Collect each line containing "COVID".
## start Input
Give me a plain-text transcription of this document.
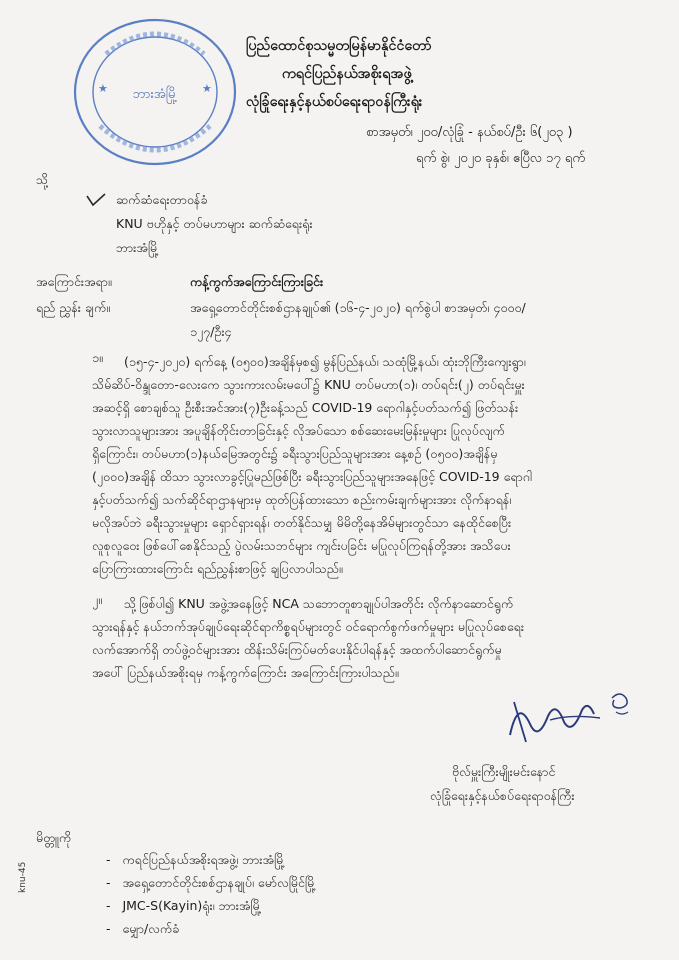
★	★
ဘားအံမြို့
ပြည်ထောင်စုသမ္မတမြန်မာနိုင်ငံတော်
ကရင်ပြည်နယ်အစိုးရအဖွဲ့
လုံခြုံရေးနှင့်နယ်စပ်ရေးရာဝန်ကြီးရုံး
စာအမှတ်၊ ၂၀၀/လုံခြုံ - နယ်စပ်/ဦး ၆(၂၀၃ )
ရက် စွဲ၊ ၂၀၂၀ ခုနှစ်၊ ဧပြီလ ၁၇ ရက်
သို့
ဆက်ဆံရေးတာဝန်ခံ
KNU ဗဟိုနှင့် တပ်မဟာများ ဆက်ဆံရေးရုံး
ဘားအံမြို့
အကြောင်းအရာ။	ကန့်ကွက်အကြောင်းကြားခြင်း
ရည် ညွှန်း ချက်။	အရှေ့တောင်တိုင်းစစ်ဌာနချုပ်၏ (၁၆-၄-၂၀၂၀) ရက်စွဲပါ စာအမှတ်၊ ၄၀၀၀/
၁၂၇/ဦး၄
၁။ (၁၅-၄-၂၀၂၀) ရက်နေ့ (၀၅၀၀)အချိန်မှစ၍ မွန်ပြည်နယ်၊ သထုံမြို့နယ်၊ ထုံးဘိုကြီးကျေးရွာ၊
သိမ်ဆိပ်-ဝိန္ဒုတော-လေးကေ သွားကားလမ်းမပေါ်၌ KNU တပ်မဟာ(၁)၊ တပ်ရင်း(၂) တပ်ရင်းမှူး
အဆင့်ရှိ စောချစ်သူ ဦးစီးအင်အား(၇)ဦးခန့်သည် COVID-19 ရောဂါနှင့်ပတ်သက်၍ ဖြတ်သန်း
သွားလာသူများအား အပူချိန်တိုင်းတာခြင်းနှင့် လိုအပ်သော စစ်ဆေးမေးမြန်းမှုများ ပြုလုပ်လျက်
ရှိကြောင်း၊ တပ်မဟာ(၁)နယ်မြေအတွင်း၌ ခရီးသွားပြည်သူများအား နေ့စဉ် (၀၅၀၀)အချိန်မှ
(၂၀၀၀)အချိန် ထိသာ သွားလာခွင့်ပြုမည်ဖြစ်ပြီး ခရီးသွားပြည်သူများအနေဖြင့် COVID-19 ရောဂါ
နှင့်ပတ်သက်၍ သက်ဆိုင်ရာဌာနများမှ ထုတ်ပြန်ထားသော စည်းကမ်းချက်များအား လိုက်နာရန်၊
မလိုအပ်ဘဲ ခရီးသွားမှုများ ရှောင်ရှားရန်၊ တတ်နိုင်သမျှ မိမိတို့နေအိမ်များတွင်သာ နေထိုင်စေပြီး
လူစုလူဝေး ဖြစ်ပေါ်စေနိုင်သည့် ပွဲလမ်းသဘင်များ ကျင်းပခြင်း မပြုလုပ်ကြရန်တို့အား အသိပေး
ပြောကြားထားကြောင်း ရည်ညွှန်းစာဖြင့် ချပြလာပါသည်။
၂။ သို့ဖြစ်ပါ၍ KNU အဖွဲ့အနေဖြင့် NCA သဘောတူစာချုပ်ပါအတိုင်း လိုက်နာဆောင်ရွက်
သွားရန်နှင့် နယ်ဘက်အုပ်ချုပ်ရေးဆိုင်ရာကိစ္စရပ်များတွင် ဝင်ရောက်စွက်ဖက်မှုများ မပြုလုပ်စေရေး
လက်အောက်ရှိ တပ်ဖွဲ့ဝင်များအား ထိန်းသိမ်းကြပ်မတ်ပေးနိုင်ပါရန်နှင့် အထက်ပါဆောင်ရွက်မှု
အပေါ် ပြည်နယ်အစိုးရမှ ကန့်ကွက်ကြောင်း အကြောင်းကြားပါသည်။
ဗိုလ်မှူးကြီးမျိုးမင်းနောင်
လုံခြုံရေးနှင့်နယ်စပ်ရေးရာဝန်ကြီး
မိတ္တူကို
-   ကရင်ပြည်နယ်အစိုးရအဖွဲ့၊ ဘားအံမြို့
-   အရှေ့တောင်တိုင်းစစ်ဌာနချုပ်၊ မော်လမြိုင်မြို့
-   JMC-S(Kayin)ရုံး၊ ဘားအံမြို့
-   မျှော/လက်ခံ
knu-45
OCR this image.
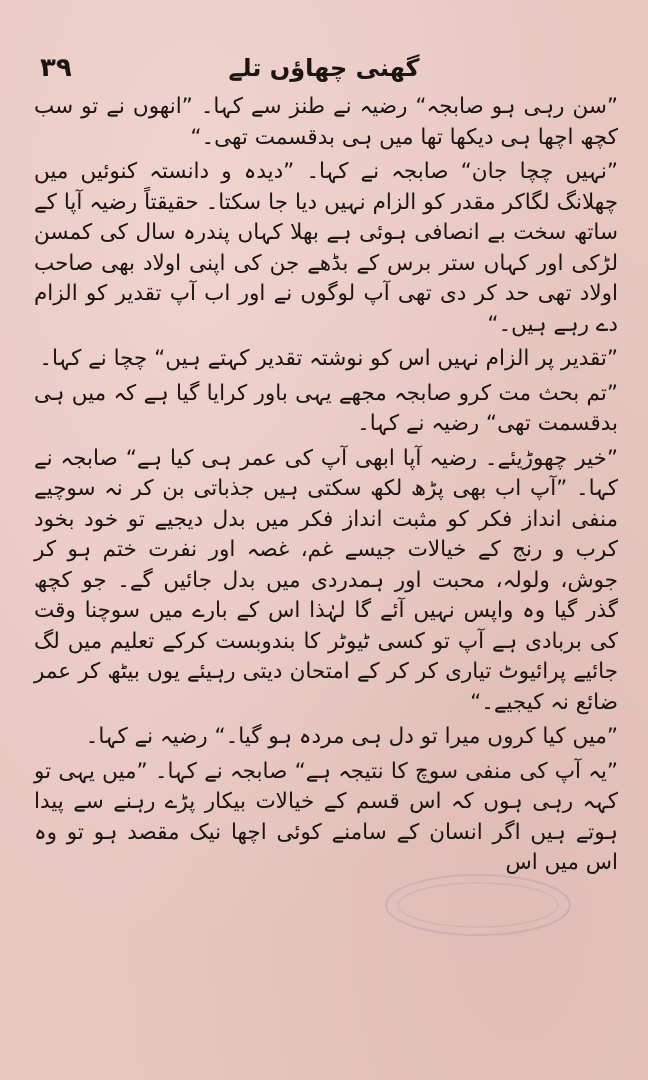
۳۹	گھنی چھاؤں تلے

”سن رہی ہو صابجہ“ رضیہ نے طنز سے کہا۔ ”انھوں نے تو سب کچھ اچھا ہی دیکھا تھا میں ہی بدقسمت تھی۔“

”نہیں چچا جان“ صابجہ نے کہا۔ ”دیدہ و دانستہ کنوئیں میں چھلانگ لگاکر مقدر کو الزام نہیں دیا جا سکتا۔ حقیقتاً رضیہ آپا کے ساتھ سخت بے انصافی ہوئی ہے بھلا کہاں پندرہ سال کی کمسن لڑکی اور کہاں ستر برس کے بڈھے جن کی اپنی اولاد بھی صاحب اولاد تھی حد کر دی تھی آپ لوگوں نے اور اب آپ تقدیر کو الزام دے رہے ہیں۔“

”تقدیر پر الزام نہیں اس کو نوشتہ تقدیر کہتے ہیں“ چچا نے کہا۔

”تم بحث مت کرو صابجہ مجھے یہی باور کرایا گیا ہے کہ میں ہی بدقسمت تھی“ رضیہ نے کہا۔

”خیر چھوڑیئے۔ رضیہ آپا ابھی آپ کی عمر ہی کیا ہے“ صابجہ نے کہا۔ ”آپ اب بھی پڑھ لکھ سکتی ہیں جذباتی بن کر نہ سوچیے منفی انداز فکر کو مثبت انداز فکر میں بدل دیجیے تو خود بخود کرب و رنج کے خیالات جیسے غم، غصہ اور نفرت ختم ہو کر جوش، ولولہ، محبت اور ہمدردی میں بدل جائیں گے۔ جو کچھ گذر گیا وہ واپس نہیں آئے گا لہٰذا اس کے بارے میں سوچنا وقت کی بربادی ہے آپ تو کسی ٹیوٹر کا بندوبست کرکے تعلیم میں لگ جائیے پرائیوٹ تیاری کر کر کے امتحان دیتی رہیئے یوں بیٹھ کر عمر ضائع نہ کیجیے۔“

”میں کیا کروں میرا تو دل ہی مردہ ہو گیا۔“ رضیہ نے کہا۔

”یہ آپ کی منفی سوچ کا نتیجہ ہے“ صابجہ نے کہا۔ ”میں یہی تو کہہ رہی ہوں کہ اس قسم کے خیالات بیکار پڑے رہنے سے پیدا ہوتے ہیں اگر انسان کے سامنے کوئی اچھا نیک مقصد ہو تو وہ اس میں اس
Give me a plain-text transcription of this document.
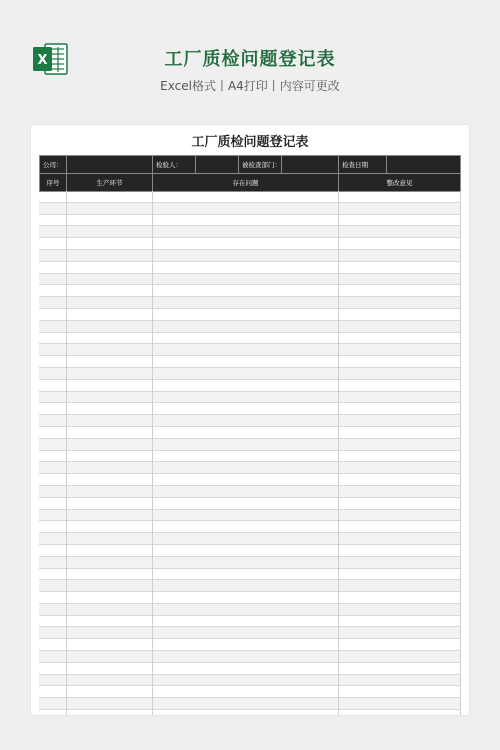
X	工厂质检问题登记表
Excel格式丨A4打印丨内容可更改
工厂质检问题登记表
公司：		检验人：		被检查部门：		检查日期	
序号	生产环节	存在问题				整改意见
## end Input
--- Exercise solution ---
အဆင့်ရှိ စောချစ်သူ ဦးစီးအင်အား(၇)ဦးခန့်သည် COVID-19 ရောဂါနှင့်ပတ်သက်၍ ဖြတ်သန်း
(၂၀၀၀)အချိန် ထိသာ သွားလာခွင့်ပြုမည်ဖြစ်ပြီး ခရီးသွားပြည်သူများအနေဖြင့် COVID-19 ရောဂါ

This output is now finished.